## What to work on
In the records that follow, locate every line with "Input" and extract it.

## Dataset excerpts
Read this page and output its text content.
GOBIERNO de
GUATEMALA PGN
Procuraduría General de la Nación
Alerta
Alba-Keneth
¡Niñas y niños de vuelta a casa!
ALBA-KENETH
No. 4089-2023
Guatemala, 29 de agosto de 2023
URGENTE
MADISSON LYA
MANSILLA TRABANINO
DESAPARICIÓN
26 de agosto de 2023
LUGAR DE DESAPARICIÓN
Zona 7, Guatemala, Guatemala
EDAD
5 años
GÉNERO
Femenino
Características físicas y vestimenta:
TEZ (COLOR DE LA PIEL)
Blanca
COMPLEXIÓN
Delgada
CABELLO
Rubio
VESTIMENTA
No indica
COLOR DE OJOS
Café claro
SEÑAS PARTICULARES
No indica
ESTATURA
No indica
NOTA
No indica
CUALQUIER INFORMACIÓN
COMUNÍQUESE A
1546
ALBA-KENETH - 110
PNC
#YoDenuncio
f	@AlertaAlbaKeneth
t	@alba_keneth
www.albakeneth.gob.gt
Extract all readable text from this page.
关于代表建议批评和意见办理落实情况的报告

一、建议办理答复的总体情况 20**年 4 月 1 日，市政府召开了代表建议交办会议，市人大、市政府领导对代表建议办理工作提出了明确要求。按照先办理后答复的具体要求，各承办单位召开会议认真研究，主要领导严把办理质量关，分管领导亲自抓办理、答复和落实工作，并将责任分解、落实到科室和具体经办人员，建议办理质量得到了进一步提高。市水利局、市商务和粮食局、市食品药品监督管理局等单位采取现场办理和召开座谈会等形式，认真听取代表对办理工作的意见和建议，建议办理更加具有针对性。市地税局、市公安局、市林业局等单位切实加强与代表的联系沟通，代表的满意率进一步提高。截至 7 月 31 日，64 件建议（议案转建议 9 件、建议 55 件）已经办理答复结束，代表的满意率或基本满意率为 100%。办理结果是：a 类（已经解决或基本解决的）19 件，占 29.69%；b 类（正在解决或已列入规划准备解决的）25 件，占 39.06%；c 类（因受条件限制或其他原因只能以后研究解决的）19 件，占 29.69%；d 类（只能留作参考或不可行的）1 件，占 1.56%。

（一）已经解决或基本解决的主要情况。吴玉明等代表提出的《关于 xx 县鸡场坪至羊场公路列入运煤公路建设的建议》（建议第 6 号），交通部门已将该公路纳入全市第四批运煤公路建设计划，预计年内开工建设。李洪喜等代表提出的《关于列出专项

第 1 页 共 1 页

---

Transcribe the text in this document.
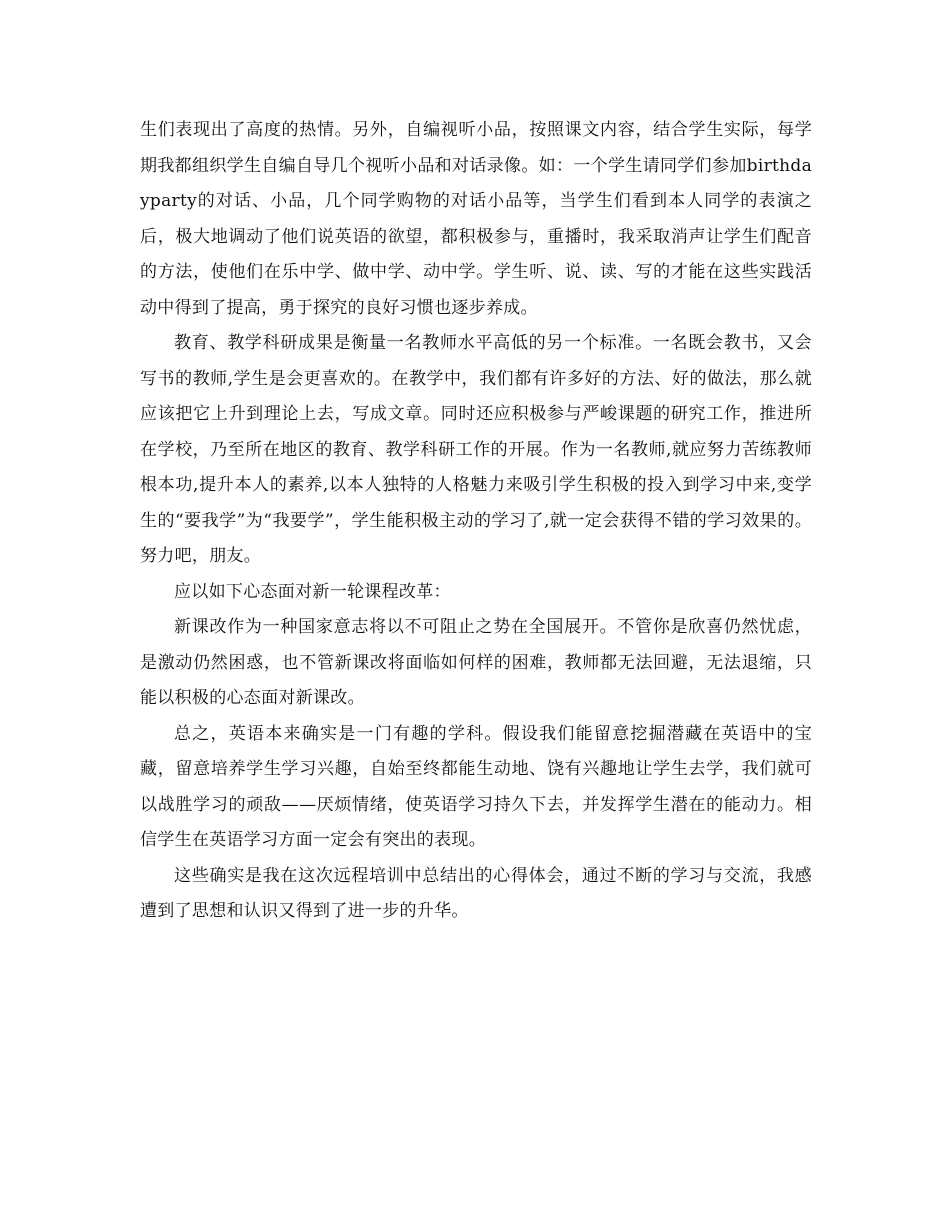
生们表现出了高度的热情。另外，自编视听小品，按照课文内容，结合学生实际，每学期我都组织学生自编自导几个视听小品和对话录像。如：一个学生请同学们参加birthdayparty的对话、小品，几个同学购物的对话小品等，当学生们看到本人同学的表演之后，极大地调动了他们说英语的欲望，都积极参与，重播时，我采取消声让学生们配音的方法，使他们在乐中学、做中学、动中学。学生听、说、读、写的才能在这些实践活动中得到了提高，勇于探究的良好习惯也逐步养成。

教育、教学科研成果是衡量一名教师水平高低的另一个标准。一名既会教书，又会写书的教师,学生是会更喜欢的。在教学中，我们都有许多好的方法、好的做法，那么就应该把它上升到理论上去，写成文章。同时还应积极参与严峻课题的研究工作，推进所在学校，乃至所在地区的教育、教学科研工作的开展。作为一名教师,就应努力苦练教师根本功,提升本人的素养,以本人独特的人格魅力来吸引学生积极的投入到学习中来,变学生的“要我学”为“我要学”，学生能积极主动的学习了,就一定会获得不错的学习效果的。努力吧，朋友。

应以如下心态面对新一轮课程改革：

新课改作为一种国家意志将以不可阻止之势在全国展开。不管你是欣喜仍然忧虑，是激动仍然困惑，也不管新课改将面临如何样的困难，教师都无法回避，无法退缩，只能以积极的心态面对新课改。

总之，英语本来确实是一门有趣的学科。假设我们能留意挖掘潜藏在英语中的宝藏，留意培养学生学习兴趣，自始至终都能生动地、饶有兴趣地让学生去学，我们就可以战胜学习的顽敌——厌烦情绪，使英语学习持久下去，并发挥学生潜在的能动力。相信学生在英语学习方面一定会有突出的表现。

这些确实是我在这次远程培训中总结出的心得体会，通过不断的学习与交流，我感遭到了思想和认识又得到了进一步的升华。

* * *

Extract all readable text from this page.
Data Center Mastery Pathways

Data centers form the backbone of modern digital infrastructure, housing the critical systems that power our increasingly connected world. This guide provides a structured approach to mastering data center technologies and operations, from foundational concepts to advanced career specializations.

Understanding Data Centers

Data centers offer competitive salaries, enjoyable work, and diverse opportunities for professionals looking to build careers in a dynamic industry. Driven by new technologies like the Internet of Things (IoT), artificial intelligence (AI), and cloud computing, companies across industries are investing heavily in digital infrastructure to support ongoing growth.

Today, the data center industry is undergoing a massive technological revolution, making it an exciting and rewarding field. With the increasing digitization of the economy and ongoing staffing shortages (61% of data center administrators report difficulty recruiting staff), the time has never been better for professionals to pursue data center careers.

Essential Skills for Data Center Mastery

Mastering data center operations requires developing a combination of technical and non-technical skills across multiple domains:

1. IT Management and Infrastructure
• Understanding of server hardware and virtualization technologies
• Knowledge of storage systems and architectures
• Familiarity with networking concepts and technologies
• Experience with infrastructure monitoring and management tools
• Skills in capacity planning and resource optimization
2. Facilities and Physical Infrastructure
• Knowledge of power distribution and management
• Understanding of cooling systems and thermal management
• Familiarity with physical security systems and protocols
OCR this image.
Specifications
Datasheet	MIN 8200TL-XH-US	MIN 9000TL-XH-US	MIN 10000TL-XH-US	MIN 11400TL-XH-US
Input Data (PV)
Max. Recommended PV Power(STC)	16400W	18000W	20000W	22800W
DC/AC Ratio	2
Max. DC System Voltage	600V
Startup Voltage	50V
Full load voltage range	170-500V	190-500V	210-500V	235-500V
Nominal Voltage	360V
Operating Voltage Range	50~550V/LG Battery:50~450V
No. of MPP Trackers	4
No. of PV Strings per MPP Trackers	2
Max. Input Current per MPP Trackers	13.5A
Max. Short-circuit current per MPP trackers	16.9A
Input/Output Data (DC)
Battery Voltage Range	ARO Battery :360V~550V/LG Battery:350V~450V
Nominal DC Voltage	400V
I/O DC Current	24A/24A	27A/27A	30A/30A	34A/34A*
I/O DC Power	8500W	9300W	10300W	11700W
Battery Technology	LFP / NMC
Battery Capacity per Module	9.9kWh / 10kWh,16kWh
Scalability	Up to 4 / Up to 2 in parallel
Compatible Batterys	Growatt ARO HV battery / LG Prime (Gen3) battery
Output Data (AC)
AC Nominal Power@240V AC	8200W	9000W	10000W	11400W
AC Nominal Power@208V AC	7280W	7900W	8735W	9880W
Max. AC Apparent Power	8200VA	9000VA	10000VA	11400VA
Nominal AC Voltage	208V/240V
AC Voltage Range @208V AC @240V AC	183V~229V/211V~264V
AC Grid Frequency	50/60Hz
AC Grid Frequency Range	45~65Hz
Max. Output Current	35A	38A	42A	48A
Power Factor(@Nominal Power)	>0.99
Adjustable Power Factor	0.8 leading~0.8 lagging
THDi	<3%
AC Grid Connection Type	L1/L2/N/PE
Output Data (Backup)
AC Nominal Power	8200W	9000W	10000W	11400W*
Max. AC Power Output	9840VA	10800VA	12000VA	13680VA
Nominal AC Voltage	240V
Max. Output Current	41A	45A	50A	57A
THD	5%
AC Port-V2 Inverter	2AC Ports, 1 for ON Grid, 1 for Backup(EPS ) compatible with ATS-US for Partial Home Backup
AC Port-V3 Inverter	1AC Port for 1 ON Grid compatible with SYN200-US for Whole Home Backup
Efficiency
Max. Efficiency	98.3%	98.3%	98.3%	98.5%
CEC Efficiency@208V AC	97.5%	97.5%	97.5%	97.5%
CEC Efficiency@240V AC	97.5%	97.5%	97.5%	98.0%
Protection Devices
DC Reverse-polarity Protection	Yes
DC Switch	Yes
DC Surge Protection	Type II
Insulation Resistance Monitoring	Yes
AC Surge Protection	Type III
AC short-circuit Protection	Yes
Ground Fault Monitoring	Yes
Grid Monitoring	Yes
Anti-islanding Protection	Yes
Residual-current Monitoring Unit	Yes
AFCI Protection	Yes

## Worked solution
Input Data (PV)
Max. Input Current per MPP Trackers	13.5A
Input/Output Data (DC)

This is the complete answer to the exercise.